INSTRUCTION —
Identify all lines in the listing that include the word "this", and copy them out.

--- SUPPLIED RECORDS ---

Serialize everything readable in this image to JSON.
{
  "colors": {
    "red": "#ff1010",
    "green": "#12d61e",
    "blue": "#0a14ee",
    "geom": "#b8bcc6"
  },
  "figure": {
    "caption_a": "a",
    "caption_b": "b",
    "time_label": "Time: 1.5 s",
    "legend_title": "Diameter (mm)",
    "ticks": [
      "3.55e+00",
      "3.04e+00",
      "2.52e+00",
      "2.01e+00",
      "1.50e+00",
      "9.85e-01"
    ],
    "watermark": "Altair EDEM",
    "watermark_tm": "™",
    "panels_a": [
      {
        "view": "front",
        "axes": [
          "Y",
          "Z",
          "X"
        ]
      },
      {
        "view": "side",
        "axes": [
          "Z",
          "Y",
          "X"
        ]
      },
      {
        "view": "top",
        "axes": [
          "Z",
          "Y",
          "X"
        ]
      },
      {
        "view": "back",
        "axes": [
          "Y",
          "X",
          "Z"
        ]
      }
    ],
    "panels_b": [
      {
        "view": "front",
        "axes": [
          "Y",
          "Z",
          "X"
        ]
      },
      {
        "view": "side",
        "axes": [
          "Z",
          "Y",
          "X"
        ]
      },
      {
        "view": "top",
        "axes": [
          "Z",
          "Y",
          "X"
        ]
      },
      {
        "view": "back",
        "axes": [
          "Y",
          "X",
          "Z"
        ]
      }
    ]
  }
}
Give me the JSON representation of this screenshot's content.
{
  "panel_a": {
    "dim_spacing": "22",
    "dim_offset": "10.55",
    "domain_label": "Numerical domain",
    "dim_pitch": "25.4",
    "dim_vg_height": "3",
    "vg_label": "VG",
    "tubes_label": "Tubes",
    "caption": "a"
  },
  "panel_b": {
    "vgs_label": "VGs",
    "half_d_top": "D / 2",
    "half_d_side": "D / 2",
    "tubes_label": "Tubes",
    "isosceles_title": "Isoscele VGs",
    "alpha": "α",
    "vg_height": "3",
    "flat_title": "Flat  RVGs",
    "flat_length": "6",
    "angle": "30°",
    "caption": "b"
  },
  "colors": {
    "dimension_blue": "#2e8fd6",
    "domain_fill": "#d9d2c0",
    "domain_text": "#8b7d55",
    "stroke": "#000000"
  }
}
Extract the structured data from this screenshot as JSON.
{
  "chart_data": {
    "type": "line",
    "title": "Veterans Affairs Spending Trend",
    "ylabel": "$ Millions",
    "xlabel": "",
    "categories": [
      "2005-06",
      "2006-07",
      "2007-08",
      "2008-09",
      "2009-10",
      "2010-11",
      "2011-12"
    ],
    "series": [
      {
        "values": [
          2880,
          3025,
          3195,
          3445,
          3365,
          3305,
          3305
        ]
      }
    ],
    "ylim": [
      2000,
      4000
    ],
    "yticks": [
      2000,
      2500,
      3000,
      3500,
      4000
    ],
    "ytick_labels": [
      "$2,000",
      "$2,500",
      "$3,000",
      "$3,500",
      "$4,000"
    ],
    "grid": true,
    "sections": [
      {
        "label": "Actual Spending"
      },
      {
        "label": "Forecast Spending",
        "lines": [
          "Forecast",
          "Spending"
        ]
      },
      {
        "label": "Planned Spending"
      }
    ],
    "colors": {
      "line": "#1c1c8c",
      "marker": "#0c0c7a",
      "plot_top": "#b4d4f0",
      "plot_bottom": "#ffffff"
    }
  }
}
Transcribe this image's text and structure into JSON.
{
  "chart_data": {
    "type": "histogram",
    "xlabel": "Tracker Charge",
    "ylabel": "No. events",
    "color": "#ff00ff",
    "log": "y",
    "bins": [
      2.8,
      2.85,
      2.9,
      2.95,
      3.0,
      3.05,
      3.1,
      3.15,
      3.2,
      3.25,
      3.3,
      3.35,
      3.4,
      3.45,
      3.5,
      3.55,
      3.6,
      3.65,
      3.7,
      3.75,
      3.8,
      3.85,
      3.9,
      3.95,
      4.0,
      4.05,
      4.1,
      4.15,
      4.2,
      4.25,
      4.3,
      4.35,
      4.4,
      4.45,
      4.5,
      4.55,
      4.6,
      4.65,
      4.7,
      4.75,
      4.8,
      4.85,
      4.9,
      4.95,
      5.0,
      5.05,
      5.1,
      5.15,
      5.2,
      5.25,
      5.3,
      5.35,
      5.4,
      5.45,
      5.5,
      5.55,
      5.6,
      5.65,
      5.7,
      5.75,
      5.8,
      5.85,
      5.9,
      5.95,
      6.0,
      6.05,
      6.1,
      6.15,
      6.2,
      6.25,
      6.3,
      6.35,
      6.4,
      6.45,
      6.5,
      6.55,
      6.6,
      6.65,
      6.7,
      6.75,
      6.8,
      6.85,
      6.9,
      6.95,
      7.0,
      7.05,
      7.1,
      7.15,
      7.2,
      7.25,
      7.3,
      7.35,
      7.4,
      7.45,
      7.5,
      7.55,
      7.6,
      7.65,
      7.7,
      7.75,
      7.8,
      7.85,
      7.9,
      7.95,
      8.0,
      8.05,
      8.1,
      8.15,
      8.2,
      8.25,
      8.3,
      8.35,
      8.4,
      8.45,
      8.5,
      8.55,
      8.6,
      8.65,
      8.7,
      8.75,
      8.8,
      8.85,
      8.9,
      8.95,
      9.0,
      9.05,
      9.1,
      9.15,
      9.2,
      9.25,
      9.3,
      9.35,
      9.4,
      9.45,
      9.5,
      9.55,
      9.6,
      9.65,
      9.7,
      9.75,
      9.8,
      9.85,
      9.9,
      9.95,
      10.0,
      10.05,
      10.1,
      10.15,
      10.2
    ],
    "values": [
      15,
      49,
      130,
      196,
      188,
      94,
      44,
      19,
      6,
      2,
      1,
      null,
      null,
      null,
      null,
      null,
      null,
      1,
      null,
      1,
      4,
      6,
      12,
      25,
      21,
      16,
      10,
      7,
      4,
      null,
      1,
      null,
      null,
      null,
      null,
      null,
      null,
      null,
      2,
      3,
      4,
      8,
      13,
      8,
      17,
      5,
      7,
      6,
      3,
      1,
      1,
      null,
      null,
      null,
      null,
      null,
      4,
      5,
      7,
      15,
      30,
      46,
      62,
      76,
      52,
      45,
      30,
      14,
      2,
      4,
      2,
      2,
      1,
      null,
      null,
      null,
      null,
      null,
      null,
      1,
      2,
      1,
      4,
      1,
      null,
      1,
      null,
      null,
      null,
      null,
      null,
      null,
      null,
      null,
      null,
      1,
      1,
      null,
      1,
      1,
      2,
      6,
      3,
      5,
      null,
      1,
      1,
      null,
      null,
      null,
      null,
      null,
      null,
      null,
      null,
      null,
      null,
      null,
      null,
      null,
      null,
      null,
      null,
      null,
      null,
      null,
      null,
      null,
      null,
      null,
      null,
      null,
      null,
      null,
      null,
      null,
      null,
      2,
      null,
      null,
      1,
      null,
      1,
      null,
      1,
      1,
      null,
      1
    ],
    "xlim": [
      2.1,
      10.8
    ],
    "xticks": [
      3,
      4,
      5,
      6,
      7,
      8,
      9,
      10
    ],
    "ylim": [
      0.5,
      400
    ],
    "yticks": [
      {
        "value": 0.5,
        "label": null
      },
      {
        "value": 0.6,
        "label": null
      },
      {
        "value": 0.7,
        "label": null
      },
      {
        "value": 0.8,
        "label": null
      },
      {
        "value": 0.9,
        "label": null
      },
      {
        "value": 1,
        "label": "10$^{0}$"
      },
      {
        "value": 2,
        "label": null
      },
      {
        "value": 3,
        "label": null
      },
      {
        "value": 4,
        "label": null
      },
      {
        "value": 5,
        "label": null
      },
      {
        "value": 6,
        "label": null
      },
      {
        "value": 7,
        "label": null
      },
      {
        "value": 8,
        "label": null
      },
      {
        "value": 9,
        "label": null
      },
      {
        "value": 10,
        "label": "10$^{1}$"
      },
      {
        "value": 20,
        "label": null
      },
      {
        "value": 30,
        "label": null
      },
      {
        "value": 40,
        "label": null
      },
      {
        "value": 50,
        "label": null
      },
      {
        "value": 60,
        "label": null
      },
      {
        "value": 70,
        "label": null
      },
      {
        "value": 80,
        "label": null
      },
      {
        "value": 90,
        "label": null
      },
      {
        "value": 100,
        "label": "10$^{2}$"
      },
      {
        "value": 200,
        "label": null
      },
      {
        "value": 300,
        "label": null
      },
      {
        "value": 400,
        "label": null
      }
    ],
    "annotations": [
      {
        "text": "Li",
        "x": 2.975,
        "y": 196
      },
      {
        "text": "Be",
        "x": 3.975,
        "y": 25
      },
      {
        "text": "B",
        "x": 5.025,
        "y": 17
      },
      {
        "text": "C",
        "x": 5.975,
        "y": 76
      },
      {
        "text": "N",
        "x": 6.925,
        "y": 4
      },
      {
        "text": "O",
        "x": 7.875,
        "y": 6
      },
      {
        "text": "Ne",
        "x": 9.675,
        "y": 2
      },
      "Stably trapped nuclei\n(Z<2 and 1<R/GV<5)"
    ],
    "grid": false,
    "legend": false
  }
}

---

RESPONSE —
Serialize everything readable in this image to JSON.
Give me the JSON representation of this screenshot's content.
Extract the structured data from this screenshot as JSON.
Transcribe this image's text and structure into JSON.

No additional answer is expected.